**Problems to work on**
A. In the children's talk on salvation, reproduce the stretch from "God sent Jesus" through "of each holiday.", swapping "beach holiday" for "seaside holiday".
B. Answer these questions from the children's talk on salvation:
(i) Which book does today's reading come from?
(ii) When does the family go on its beach holiday?
(iii) Why does the speaker put the chosen shells in a pocket?
C. Write the next part of the children's talk on salvation, continuing from its final sentence.

**Source document**
Time with the Children of God
Have you got something that is very special to you? Something that you wouldn’t want to get damaged or to lose? I guess you would want to keep that safe, wouldn’t you? In today’s reading from Acts we hear: “Everyone who calls on the name of the Lord will be saved.” Salvation is a free gift from God, but it comes through faith. Let’s read the verse together: “Everyone who calls on the name of the Lord will be saved.”
God sent Jesus to take away the sin of the world by his death on the Cross for all people, even those who hate him, and those who do wicked things. Their sin is forgiven—but that is not the same as being saved. Being saved means being saved from something and being saved for something. Some seashells I have remind me of this. Every year after Christmas our family goes on a beach holiday. One of my favourite things is to go for an early morning walk along the beach. It is so peaceful, listening to the water lapping against the sand, watching the seagulls cruise overhead, looking at the beautiful scenery. There must be millions of shells all over the beach. I like collecting some to take home as a special memory of each holiday.
Of all the shells on the beach I decided to choose these. I pick each one up and wash them in the water to remove all the dirt. I think they are beautiful. I put them in my pocket so that I won’t lose them or leave them behind, because I want them as my own and have them with me in our home.

**Data records**
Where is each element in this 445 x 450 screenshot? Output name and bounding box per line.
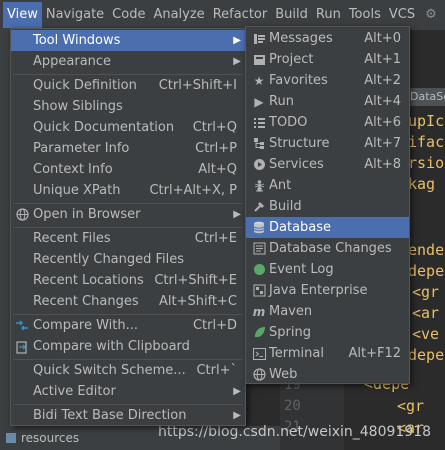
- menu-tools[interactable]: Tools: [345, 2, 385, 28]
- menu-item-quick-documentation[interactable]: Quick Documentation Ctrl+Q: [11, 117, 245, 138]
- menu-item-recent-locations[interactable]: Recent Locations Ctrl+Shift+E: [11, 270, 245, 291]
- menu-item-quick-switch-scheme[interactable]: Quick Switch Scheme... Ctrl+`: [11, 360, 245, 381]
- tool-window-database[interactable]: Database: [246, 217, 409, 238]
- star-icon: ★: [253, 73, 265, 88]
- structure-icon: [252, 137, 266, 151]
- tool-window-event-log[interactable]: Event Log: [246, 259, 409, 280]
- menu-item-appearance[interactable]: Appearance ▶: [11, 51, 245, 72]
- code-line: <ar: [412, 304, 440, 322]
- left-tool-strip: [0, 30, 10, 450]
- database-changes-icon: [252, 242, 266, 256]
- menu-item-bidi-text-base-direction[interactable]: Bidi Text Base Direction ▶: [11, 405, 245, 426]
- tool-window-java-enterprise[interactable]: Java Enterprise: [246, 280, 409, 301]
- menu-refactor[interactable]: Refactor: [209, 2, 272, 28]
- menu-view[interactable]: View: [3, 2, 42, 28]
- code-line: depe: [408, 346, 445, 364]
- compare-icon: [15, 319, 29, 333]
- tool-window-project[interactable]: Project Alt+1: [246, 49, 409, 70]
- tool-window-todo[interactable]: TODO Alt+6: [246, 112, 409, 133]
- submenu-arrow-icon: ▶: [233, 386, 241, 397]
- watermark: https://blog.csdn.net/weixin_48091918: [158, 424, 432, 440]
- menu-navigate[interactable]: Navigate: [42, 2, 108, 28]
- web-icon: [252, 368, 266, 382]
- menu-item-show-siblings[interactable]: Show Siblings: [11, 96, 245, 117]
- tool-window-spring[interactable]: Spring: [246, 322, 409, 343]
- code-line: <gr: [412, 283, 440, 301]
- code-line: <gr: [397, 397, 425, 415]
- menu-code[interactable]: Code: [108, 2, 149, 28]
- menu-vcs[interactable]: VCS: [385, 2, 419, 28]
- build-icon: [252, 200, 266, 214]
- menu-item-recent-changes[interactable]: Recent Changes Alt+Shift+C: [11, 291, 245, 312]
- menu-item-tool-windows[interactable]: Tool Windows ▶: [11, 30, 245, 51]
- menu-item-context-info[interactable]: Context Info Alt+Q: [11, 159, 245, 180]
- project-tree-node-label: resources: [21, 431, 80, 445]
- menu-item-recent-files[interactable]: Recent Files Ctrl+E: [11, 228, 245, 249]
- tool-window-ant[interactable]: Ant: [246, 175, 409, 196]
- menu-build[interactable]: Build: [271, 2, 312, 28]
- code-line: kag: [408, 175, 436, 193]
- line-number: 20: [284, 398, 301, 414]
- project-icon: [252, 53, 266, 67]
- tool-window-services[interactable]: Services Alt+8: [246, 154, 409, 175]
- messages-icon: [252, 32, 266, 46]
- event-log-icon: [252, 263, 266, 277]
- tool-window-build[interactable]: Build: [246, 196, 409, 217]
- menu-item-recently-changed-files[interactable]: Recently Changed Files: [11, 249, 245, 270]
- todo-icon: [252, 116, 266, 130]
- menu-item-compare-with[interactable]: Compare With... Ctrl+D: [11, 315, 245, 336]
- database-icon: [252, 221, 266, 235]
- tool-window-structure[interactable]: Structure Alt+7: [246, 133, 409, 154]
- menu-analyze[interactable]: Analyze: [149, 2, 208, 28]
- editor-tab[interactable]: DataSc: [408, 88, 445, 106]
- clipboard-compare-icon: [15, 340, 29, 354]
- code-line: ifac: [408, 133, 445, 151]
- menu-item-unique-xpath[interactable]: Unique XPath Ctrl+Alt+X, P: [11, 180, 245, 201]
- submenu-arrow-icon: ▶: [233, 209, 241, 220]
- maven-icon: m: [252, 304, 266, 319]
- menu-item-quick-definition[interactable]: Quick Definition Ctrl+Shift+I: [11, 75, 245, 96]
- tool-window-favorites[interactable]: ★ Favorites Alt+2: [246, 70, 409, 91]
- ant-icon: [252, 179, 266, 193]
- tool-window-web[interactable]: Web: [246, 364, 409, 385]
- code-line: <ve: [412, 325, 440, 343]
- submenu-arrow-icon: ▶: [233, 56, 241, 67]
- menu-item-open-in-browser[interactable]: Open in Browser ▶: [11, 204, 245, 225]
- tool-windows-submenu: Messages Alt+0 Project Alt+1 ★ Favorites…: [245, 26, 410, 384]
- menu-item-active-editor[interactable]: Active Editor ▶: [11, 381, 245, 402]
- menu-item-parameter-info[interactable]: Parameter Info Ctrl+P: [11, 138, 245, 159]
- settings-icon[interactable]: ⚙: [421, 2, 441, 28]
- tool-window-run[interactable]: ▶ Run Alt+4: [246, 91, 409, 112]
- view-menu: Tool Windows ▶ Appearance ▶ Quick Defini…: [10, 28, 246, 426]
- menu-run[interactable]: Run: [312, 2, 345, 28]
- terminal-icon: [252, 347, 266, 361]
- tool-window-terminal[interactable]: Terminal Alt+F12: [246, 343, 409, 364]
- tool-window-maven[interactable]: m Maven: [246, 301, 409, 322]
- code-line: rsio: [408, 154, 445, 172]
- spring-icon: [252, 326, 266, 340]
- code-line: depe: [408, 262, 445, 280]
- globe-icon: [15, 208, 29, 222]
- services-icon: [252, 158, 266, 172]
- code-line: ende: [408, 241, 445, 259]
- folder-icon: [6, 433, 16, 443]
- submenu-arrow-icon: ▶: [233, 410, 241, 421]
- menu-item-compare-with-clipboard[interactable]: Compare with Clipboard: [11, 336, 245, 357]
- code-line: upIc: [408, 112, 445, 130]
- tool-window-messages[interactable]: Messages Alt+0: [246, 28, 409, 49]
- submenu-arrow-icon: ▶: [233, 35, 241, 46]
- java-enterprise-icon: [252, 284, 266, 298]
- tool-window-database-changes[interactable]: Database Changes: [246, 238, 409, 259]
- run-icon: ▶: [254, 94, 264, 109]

**Responses in order**
A.
God sent Jesus to take away the sin of the world by his death on the Cross for all people, even those who hate him, and those who do wicked things. Their sin is forgiven—but that is not the same as being saved. Being saved means being saved from something and being saved for something. Some seashells I have remind me of this. Every year after Christmas our family goes on a seaside holiday. One of my favourite things is to go for an early morning walk along the beach. It is so peaceful, listening to the water lapping against the sand, watching the seagulls cruise overhead, looking at the beautiful scenery. There must be millions of shells all over the beach. I like collecting some to take home as a special memory of each holiday.

B.
(i) Acts.
(ii) Every year after Christmas.
(iii) So that they won't be lost or left behind, because the speaker wants them as their own and wants to have them at home.

C.
This is like what God has done for us. God has saved you. That is why you are here. Like I picked up the shells off the beach, God reached out and gathered you to himself—before you knew him; before you had your sin washed away. He washed you and has kept you as his own, special, beautiful possession. Have you ever thought of yourself as beautiful, or special? Perhaps no one has ever told you about that before. But that’s what God says about you. After he created human beings in his own image, to be like him, he said his creation was very good—the word in Hebrew can also mean very beautiful.
God thinks all people are so beautiful, so special, so worth keeping, that he sent his own Son to save the world. He has chosen you as his very own, to belong to him. He has reached out and saved you to belong to him for his safe keeping from the troubles of this world, and the dangers of sin, death and hell, for life with him in his home in heaven forever. That is what being saved means, and God says that whoever calls on the name of the Lord Jesus Christ will be saved, kept safely in God’s hand forever.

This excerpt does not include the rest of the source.